Your task is to copy each line that has the word "也就没了路".

## DATASET EXTRACT
>>

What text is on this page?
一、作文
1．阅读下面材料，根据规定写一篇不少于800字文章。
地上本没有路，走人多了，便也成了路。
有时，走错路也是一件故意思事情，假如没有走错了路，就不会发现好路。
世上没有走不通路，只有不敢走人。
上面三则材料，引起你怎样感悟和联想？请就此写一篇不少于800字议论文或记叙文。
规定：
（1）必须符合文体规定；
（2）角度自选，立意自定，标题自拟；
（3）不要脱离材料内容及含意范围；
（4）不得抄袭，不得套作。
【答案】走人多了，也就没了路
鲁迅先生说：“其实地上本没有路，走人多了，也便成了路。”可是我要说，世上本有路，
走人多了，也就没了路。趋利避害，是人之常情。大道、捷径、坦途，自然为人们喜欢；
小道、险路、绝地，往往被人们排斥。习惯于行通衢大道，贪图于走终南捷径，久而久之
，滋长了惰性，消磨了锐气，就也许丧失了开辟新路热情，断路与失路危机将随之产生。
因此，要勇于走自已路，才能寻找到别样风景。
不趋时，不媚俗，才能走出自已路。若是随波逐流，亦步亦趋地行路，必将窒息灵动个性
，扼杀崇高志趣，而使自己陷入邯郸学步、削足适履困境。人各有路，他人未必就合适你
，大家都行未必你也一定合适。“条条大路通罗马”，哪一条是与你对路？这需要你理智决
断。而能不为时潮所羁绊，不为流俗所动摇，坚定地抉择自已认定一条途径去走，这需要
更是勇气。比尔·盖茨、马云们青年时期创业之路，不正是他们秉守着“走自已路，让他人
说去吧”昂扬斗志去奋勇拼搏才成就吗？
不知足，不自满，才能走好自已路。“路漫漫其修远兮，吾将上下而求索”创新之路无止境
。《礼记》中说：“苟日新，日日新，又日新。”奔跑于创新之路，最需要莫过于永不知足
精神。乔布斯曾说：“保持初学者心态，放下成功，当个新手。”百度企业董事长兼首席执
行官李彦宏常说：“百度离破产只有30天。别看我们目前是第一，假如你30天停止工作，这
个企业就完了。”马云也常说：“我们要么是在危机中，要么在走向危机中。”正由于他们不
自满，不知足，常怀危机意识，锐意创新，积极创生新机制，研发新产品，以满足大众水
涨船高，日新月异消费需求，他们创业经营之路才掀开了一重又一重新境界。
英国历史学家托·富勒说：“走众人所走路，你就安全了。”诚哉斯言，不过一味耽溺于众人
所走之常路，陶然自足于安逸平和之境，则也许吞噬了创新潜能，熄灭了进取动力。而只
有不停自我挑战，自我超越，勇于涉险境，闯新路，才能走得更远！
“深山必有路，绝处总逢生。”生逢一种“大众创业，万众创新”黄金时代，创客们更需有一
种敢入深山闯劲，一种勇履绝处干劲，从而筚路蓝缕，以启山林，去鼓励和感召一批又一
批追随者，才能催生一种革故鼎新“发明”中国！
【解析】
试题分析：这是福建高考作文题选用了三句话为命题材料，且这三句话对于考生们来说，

<<

## TASK ANSWER
【答案】走人多了，也就没了路
走人多了，也就没了路。趋利避害，是人之常情。大道、捷径、坦途，自然为人们喜欢；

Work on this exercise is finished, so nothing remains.